OBJECTIVE:
Rewrite the garlic knots post starting at "So if you are" and ending at "wake 'em up!", with "thermometer" replaced by "kitchen thermometer".

Wednesday, November 9, 2011

Garlic Knots

My husband and I have a great tradition we call "wine and cheese night".  Every now and then we forgo the usual weekend restaurant trip to stay at home, pop open a bottle of wine, try a new kind of cheese, munch on olives, and break a nice loaf of bread.  We had a wine and cheese night last Friday.  Usually we pick out a loaf of bread from the store, but this particular day I decided I was going to make my own.  I am getting so brave!  

I searched high and low for the perfect bread to make.  It had to be something flavorful, but something that complemented the cheese we were having.  I settled on these Garlic Knots.  While it's not a loaf of bread, I figured it would do the trick. And indeed, it did.

Like every bread I have made, these were not as hard to make as I thought they would be.  This dough came together nicely and I didn't have any problems working it.  I love it when things go right!  The original recipe called for fresh parsley.  I didn't have any fresh parsley, and I think dried parsley tastes like alfalfa.  For those of you who didn't spend your summers raking hay on your father's farm, here's what alfalfa is.  So I used Italian seasoning instead because that sounded good with garlic.  And I like to pretend I am in Italy on wine and cheese night!

So if you are feeling adventurous, let's make some garlic knots!  First, measure out some flour into a medium bowl.
Combine the water, oil, yeast, sugar and salt in a bowl (or measuring cup!).  I recommend using a thermometer to make sure the water is the right temperature.  You don't want to kill your yeast with water that is too hot, but you want it to be hot enough to wake 'em up!

Records from a collection:
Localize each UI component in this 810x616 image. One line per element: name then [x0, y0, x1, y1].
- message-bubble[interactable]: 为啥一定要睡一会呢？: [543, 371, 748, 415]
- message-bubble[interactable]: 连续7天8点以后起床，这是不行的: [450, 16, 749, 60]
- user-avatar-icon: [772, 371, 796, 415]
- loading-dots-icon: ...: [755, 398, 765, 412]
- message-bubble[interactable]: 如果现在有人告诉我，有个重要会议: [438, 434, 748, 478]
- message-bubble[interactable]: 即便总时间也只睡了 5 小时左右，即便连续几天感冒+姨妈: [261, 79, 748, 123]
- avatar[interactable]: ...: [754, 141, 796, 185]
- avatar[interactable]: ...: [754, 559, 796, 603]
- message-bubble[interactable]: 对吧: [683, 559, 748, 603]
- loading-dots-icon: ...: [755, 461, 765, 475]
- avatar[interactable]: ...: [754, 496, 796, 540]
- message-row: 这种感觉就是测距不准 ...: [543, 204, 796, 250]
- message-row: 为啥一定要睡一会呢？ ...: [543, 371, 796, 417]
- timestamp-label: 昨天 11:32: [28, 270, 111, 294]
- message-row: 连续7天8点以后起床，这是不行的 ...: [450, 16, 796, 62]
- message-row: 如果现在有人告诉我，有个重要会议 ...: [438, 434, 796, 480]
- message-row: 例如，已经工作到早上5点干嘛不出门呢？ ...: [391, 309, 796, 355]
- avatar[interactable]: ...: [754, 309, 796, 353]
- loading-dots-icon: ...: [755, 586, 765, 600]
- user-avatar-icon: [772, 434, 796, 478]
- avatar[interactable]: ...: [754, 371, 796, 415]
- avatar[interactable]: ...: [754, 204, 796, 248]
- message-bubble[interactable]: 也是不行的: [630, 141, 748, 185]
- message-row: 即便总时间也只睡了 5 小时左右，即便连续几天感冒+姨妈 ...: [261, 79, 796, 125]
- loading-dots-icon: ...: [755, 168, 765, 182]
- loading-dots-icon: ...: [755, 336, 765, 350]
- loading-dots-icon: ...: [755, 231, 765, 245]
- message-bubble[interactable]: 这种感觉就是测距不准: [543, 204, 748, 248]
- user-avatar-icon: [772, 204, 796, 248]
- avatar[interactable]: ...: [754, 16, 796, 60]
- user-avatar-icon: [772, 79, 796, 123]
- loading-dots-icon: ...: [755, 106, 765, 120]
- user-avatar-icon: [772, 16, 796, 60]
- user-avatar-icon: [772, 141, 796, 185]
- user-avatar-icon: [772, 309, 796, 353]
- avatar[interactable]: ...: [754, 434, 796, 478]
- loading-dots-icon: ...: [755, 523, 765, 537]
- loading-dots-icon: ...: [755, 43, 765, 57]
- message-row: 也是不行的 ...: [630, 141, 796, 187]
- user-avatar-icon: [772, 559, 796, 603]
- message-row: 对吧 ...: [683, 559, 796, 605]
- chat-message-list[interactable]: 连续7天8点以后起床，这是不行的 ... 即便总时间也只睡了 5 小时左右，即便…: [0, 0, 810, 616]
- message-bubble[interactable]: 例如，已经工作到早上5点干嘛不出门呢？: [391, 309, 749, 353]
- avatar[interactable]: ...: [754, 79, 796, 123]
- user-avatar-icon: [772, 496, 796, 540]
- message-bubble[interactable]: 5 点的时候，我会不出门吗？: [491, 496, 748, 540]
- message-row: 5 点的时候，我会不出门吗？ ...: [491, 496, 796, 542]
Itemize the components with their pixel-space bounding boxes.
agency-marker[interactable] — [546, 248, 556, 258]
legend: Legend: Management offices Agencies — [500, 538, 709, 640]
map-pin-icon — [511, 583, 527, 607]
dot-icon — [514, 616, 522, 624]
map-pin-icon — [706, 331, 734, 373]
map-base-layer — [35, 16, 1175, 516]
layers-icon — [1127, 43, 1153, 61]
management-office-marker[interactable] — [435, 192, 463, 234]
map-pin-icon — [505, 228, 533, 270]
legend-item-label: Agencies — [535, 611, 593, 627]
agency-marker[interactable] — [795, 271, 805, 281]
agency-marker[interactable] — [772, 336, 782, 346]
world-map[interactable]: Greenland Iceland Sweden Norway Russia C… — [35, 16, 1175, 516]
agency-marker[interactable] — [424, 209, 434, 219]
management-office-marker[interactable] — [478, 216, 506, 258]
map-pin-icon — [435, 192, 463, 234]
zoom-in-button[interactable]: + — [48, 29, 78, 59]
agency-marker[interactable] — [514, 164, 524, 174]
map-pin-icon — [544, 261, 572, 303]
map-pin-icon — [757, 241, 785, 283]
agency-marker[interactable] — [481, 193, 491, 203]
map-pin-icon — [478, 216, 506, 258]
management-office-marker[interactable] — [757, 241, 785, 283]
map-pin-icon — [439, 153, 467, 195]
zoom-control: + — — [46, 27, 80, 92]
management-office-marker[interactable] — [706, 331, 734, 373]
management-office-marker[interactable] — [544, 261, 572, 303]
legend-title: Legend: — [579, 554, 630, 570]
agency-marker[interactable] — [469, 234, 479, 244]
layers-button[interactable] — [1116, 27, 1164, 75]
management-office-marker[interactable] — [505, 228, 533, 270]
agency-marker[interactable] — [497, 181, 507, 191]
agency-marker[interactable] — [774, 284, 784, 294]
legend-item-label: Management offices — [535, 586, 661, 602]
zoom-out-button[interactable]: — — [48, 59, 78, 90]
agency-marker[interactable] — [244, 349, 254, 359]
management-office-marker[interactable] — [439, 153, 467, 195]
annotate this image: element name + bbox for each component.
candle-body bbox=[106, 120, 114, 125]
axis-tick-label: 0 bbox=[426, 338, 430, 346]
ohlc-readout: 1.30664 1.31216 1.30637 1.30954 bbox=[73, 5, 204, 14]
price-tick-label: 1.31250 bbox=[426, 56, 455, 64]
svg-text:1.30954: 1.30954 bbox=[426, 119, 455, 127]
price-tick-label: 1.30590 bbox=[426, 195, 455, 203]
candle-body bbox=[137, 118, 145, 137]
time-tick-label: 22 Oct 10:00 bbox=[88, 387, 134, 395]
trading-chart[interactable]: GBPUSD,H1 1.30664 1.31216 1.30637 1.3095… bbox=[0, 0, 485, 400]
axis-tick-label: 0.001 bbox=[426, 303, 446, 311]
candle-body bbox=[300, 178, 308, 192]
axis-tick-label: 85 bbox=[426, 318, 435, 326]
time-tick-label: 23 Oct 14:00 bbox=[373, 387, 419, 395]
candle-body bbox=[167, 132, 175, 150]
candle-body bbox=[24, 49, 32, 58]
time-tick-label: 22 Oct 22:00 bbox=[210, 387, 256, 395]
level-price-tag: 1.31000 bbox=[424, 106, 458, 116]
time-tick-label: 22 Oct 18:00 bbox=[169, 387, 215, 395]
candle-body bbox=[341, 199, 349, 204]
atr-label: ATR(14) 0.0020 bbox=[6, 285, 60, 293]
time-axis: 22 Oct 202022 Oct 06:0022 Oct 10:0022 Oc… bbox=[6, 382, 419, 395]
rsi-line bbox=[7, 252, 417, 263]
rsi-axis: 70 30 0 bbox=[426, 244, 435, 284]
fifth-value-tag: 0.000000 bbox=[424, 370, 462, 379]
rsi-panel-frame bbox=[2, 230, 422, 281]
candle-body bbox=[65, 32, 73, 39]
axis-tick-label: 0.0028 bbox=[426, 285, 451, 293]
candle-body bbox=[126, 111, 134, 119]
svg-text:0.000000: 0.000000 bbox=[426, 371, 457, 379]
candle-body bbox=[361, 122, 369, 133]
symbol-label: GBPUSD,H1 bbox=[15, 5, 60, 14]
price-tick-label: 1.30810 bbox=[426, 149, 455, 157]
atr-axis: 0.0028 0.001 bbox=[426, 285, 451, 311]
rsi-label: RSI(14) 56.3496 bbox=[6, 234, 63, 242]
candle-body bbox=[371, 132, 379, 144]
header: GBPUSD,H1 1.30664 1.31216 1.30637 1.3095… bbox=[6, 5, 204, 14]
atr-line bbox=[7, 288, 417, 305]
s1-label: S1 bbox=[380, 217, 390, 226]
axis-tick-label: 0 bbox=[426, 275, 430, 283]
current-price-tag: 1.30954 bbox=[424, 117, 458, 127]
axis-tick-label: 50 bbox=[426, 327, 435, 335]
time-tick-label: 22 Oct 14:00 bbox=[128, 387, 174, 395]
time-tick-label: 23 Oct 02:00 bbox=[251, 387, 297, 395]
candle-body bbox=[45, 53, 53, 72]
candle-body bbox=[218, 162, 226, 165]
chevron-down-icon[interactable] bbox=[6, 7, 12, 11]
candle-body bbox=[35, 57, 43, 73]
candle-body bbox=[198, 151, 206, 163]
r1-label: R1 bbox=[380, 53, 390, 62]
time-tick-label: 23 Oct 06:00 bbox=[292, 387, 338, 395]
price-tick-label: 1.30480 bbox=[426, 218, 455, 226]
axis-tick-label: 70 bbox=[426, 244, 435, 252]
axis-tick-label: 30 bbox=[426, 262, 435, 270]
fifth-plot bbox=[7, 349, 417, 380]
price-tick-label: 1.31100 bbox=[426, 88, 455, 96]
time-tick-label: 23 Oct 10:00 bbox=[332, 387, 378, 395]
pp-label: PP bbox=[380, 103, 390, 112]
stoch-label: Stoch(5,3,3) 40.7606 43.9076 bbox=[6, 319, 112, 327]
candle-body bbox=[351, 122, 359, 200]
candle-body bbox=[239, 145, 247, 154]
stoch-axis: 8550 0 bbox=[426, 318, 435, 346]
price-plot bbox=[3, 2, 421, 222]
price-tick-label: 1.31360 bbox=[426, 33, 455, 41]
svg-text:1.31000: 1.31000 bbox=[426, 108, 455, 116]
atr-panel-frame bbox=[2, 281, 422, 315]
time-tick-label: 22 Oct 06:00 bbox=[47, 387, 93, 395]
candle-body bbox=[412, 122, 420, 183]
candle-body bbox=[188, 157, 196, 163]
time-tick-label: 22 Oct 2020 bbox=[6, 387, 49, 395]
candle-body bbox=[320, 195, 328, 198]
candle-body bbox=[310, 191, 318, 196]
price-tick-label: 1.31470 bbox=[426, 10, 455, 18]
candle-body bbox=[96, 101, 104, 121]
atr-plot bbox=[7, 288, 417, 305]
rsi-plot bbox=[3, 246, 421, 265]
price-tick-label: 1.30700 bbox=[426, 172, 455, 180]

RESPONSE:
So if you are feeling adventurous, let's make some garlic knots!  First, measure out some flour into a medium bowl.
Combine the water, oil, yeast, sugar and salt in a bowl (or measuring cup!).  I recommend using a kitchen thermometer to make sure the water is the right temperature.  You don't want to kill your yeast with water that is too hot, but you want it to be hot enough to wake 'em up!